Records for the task start

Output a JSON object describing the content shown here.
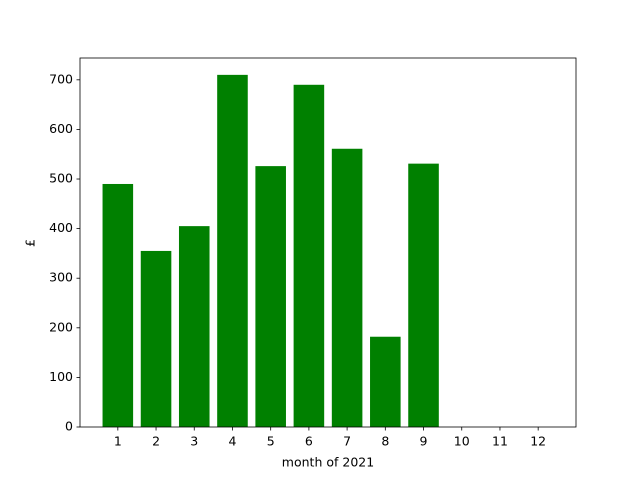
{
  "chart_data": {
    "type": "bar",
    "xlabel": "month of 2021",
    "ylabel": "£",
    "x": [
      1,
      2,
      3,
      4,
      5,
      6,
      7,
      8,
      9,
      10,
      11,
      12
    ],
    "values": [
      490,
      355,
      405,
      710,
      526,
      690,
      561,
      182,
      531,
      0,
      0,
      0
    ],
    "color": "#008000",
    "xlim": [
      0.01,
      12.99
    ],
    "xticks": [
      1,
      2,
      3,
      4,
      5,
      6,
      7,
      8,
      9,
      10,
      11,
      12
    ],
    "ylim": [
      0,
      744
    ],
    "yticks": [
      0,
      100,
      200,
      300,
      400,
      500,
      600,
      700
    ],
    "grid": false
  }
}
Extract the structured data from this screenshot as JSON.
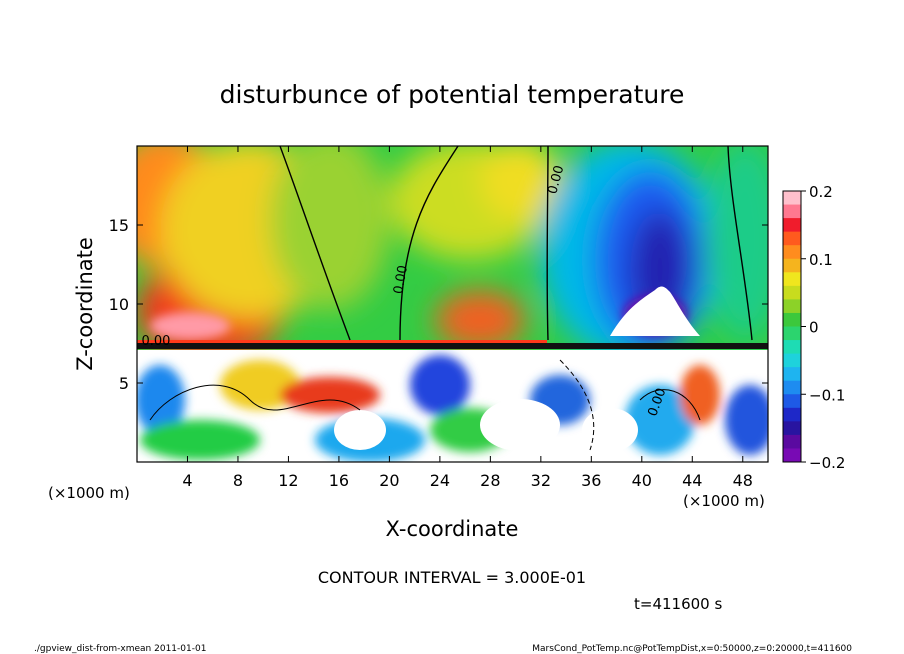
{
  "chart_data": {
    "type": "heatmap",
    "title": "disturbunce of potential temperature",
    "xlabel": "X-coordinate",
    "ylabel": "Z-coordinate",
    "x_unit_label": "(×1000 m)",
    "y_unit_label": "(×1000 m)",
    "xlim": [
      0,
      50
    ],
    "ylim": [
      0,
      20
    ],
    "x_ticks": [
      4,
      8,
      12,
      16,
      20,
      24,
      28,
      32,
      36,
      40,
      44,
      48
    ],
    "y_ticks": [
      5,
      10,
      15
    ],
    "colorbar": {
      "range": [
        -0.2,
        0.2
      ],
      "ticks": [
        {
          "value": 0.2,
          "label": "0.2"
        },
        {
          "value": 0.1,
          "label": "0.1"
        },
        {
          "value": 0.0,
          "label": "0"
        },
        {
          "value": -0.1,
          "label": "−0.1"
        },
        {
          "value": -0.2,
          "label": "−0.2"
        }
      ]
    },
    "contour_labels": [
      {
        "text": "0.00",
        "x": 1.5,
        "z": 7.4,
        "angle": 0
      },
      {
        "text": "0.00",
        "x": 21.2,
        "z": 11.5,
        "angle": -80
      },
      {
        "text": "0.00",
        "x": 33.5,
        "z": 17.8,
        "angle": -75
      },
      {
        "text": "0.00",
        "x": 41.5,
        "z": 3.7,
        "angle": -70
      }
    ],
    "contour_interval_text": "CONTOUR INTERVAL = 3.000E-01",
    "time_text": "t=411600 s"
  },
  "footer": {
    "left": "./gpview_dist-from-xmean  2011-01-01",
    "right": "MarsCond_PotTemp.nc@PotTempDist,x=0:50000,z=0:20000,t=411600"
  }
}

Records for the task end

* [Exercise objective] Using the entries above, tally how many lines have the word "coordinate" in them; write the number and nothing more.

* [Task output] 2